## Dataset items
○ ○ ○ ○
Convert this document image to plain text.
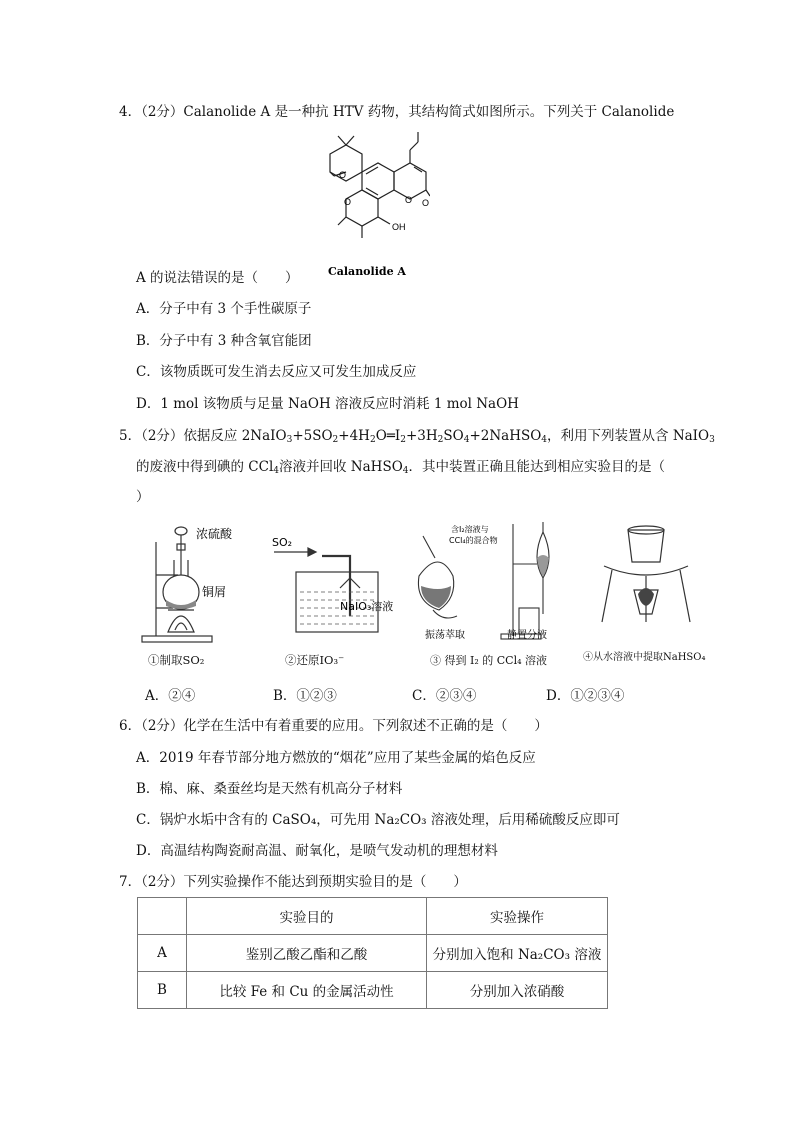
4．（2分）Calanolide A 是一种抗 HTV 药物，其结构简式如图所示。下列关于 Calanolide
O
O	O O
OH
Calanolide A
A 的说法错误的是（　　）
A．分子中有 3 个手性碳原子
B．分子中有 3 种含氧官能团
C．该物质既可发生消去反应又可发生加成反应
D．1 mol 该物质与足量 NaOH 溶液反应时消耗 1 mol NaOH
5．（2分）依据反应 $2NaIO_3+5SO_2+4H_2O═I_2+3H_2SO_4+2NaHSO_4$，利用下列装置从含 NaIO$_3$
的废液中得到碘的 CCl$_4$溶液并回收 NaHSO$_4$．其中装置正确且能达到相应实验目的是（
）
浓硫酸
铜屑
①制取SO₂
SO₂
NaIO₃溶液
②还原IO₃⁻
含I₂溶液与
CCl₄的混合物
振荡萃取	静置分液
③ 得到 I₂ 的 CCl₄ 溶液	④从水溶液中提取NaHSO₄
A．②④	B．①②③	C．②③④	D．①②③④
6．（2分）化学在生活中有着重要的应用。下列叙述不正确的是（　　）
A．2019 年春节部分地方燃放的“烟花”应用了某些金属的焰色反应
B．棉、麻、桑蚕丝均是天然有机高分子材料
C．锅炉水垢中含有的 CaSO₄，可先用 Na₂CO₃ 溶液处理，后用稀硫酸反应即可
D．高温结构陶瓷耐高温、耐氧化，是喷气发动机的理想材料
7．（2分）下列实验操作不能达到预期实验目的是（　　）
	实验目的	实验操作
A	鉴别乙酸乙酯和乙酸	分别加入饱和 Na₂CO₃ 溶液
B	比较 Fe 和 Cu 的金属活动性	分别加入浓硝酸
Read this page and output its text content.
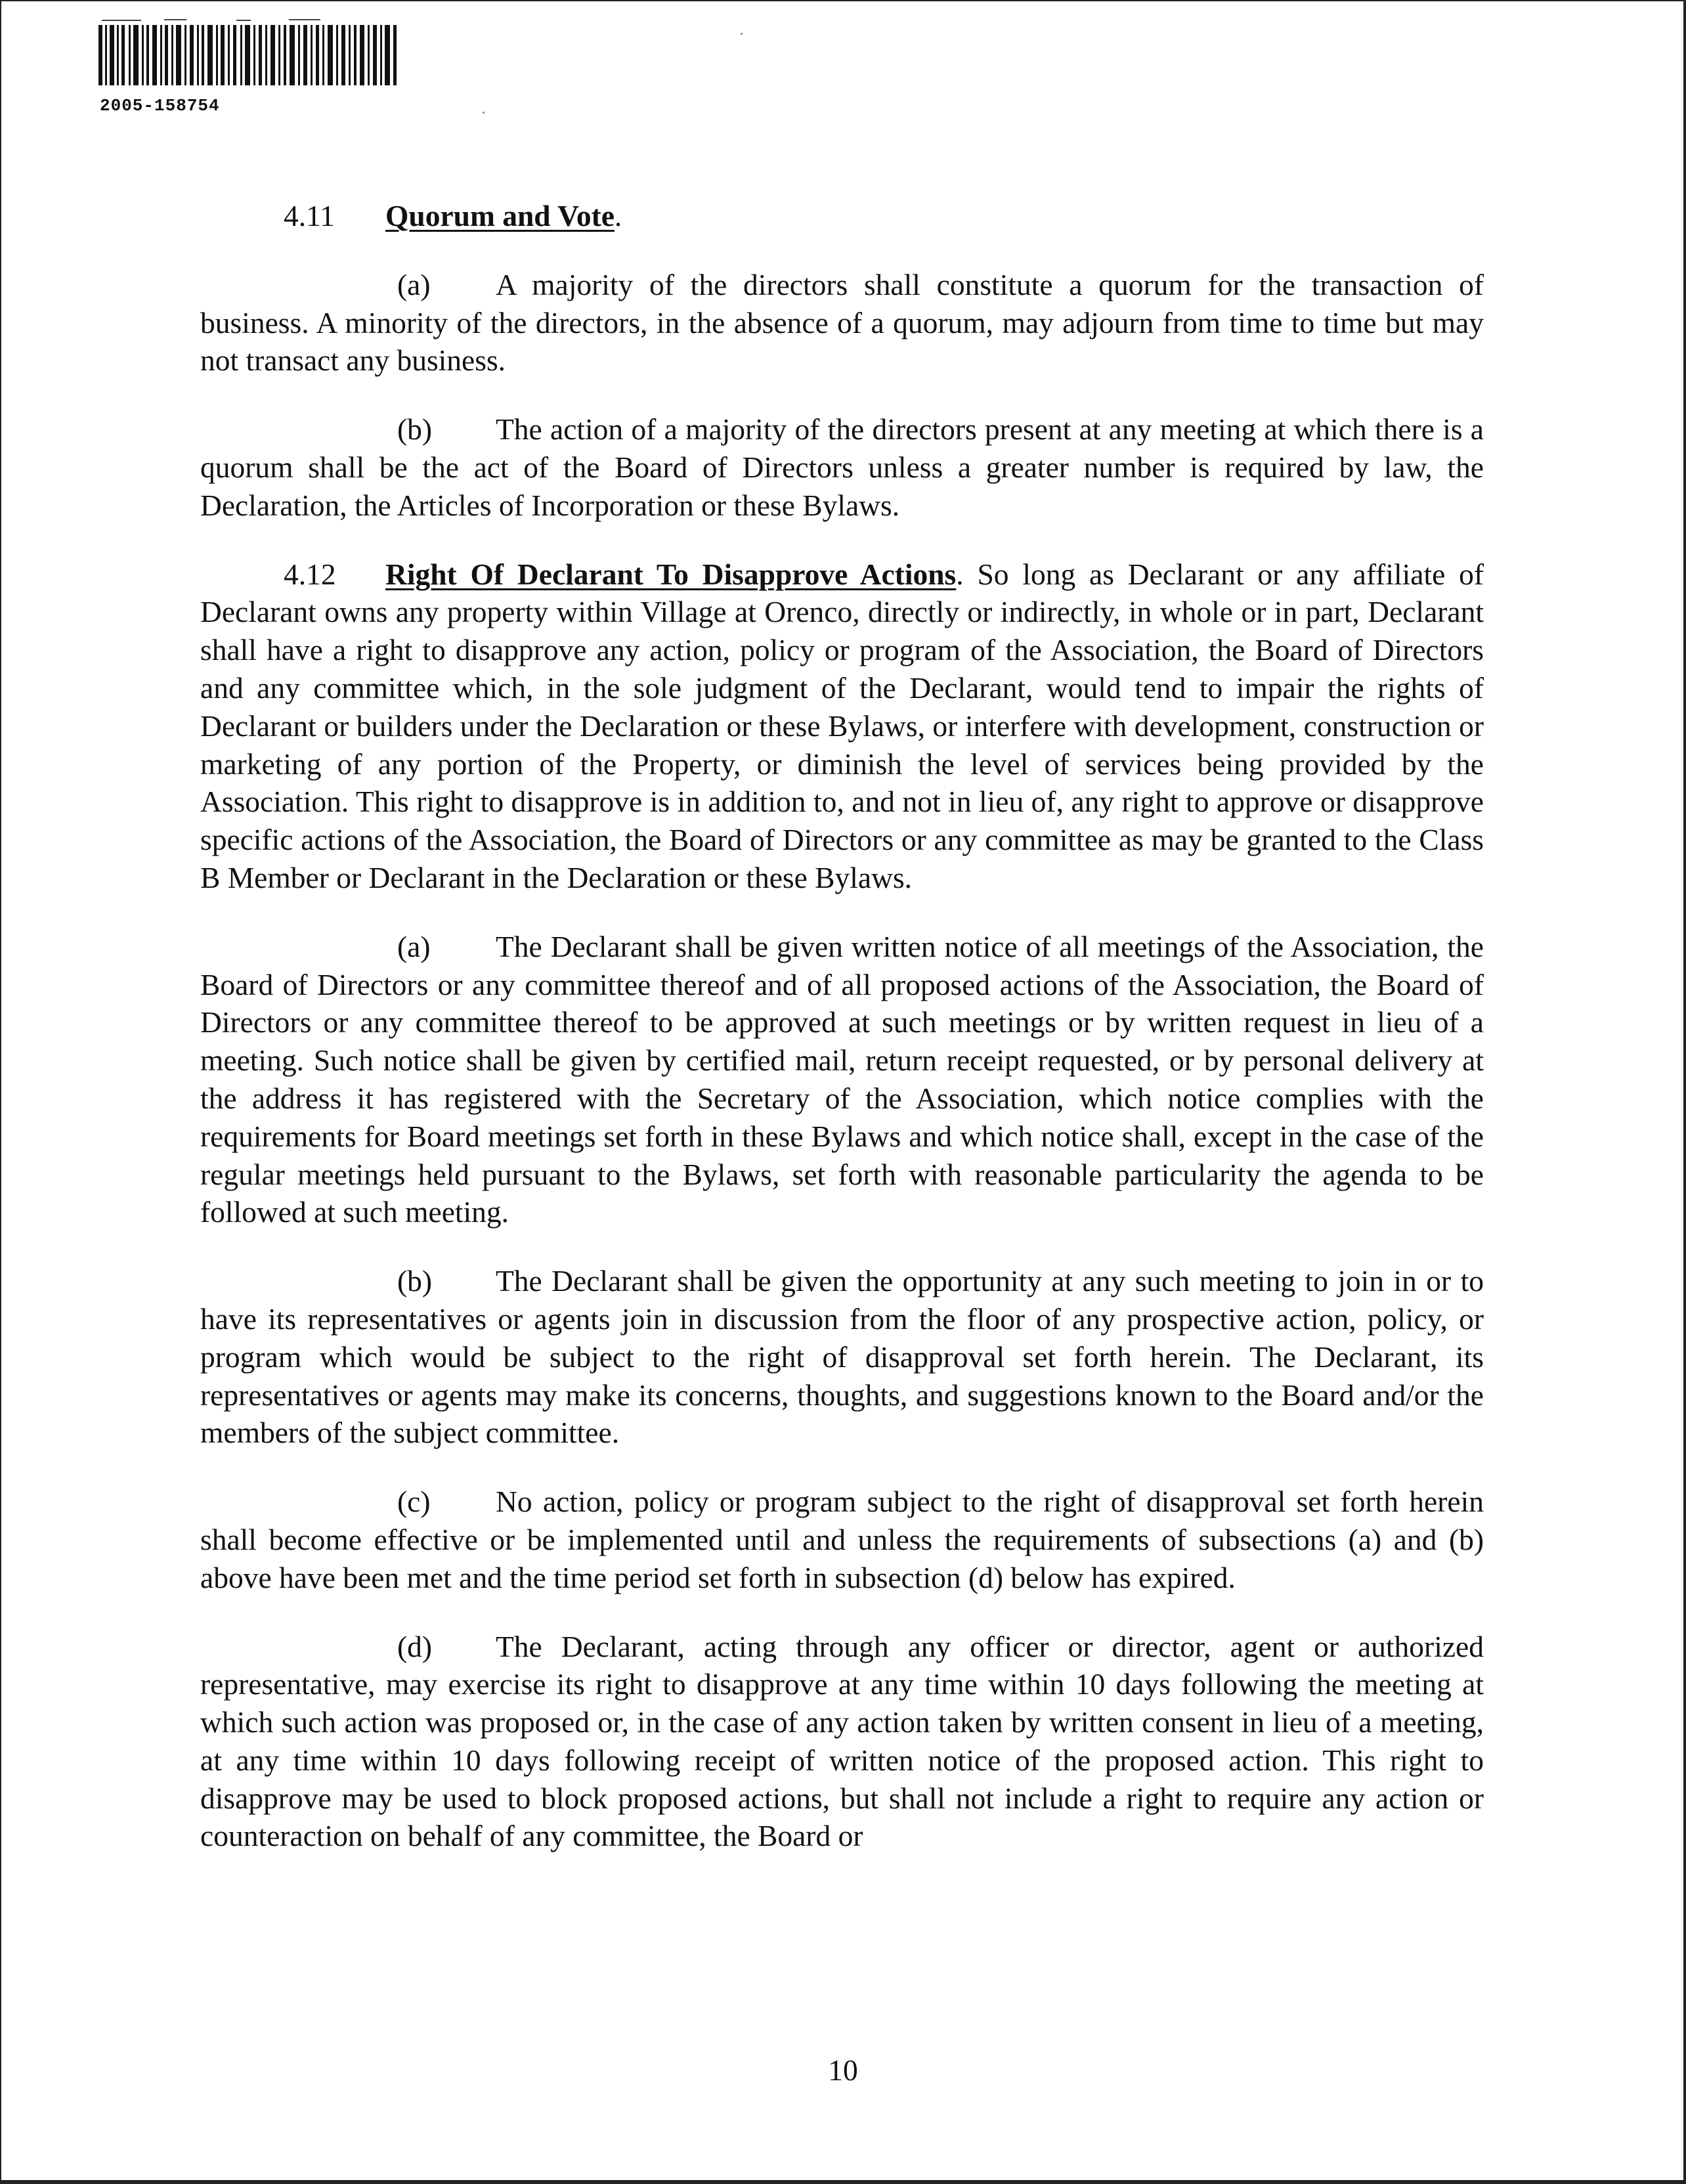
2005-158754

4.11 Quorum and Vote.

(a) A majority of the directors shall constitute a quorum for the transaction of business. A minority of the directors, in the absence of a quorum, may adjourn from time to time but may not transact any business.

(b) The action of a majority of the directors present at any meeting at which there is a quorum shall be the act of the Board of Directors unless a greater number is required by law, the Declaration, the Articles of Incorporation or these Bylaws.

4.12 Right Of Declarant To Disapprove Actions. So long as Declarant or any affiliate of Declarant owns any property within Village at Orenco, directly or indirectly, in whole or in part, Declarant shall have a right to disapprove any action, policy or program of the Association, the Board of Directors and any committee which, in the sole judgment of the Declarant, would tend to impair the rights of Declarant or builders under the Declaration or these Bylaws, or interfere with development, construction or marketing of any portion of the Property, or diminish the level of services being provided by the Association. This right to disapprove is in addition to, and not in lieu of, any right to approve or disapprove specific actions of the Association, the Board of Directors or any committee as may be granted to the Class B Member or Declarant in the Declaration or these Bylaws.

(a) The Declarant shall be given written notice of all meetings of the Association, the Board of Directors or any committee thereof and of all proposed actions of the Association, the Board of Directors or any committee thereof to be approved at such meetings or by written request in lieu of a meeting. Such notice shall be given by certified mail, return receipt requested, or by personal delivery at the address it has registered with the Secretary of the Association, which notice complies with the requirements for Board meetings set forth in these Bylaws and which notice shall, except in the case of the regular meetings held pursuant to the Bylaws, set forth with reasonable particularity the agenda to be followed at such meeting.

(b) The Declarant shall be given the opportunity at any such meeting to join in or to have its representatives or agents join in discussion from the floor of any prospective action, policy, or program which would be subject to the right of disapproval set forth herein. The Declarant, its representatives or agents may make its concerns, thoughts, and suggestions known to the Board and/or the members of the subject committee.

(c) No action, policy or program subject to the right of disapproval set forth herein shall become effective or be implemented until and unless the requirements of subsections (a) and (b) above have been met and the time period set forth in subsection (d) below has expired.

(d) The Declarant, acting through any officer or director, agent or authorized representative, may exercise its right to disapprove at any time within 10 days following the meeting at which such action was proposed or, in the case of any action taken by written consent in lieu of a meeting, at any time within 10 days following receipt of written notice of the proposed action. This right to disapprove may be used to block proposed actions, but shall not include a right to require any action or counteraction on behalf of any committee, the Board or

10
○ ○ ○ ○
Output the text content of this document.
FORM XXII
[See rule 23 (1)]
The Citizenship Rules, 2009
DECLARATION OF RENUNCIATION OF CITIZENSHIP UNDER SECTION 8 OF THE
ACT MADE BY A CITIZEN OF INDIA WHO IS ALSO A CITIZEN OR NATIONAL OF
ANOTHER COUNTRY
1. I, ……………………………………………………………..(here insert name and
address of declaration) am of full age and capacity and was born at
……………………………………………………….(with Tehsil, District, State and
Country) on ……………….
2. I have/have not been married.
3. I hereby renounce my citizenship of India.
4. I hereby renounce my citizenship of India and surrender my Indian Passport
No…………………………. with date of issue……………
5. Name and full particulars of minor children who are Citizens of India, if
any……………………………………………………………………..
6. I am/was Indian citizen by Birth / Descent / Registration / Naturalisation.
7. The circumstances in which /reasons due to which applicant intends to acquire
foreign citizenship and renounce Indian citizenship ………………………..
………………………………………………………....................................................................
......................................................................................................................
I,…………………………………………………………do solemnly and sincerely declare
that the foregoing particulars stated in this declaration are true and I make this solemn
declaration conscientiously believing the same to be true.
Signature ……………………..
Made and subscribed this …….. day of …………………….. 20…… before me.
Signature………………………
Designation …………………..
○ ○ ○ ○
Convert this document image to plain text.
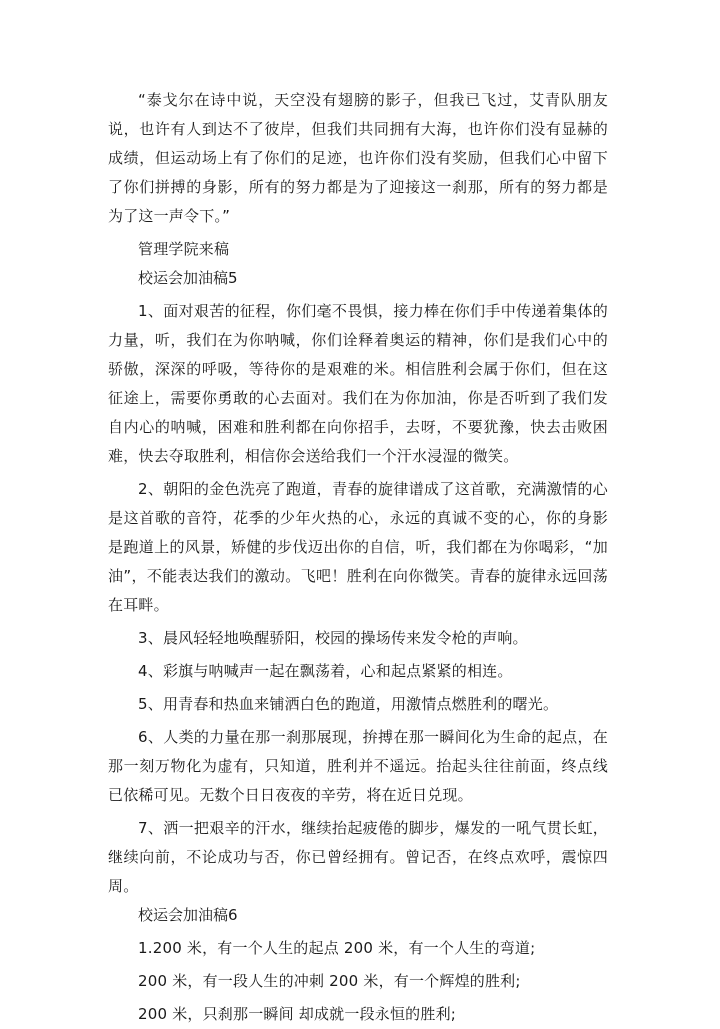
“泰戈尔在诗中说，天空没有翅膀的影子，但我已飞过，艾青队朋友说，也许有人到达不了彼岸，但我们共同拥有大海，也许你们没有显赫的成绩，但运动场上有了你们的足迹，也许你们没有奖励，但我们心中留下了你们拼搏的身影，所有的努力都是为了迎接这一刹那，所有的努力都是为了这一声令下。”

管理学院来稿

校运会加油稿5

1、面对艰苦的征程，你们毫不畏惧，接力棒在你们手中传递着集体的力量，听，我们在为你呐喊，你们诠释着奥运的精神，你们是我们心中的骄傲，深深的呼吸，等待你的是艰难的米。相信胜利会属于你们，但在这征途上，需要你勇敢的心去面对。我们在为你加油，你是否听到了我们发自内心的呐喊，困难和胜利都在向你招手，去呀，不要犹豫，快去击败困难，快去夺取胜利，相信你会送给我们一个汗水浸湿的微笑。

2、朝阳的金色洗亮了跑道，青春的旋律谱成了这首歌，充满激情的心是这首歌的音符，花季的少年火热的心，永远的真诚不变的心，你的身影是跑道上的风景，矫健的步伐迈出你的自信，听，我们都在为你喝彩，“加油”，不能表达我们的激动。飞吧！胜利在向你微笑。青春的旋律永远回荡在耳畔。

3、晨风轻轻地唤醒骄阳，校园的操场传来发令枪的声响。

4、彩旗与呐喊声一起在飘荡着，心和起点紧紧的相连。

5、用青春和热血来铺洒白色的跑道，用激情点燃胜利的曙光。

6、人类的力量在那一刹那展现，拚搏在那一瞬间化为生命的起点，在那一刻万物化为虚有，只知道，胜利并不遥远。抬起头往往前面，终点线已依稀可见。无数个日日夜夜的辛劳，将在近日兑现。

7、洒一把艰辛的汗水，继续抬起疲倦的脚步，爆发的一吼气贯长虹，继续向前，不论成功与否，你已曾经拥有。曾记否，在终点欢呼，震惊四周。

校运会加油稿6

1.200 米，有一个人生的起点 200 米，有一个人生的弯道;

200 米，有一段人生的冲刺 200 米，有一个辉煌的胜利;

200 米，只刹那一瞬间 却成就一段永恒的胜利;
○ ○ ○ ○
## Prompt
Gather each line of the listing that holds the string "majority".

## Solution to this exercise
(a) A majority of the directors shall constitute a quorum for the transaction of business. A minority of the directors, in the absence of a quorum, may adjourn from time to time but may not transact any business.
(b) The action of a majority of the directors present at any meeting at which there is a quorum shall be the act of the Board of Directors unless a greater number is required by law, the Declaration, the Articles of Incorporation or these Bylaws.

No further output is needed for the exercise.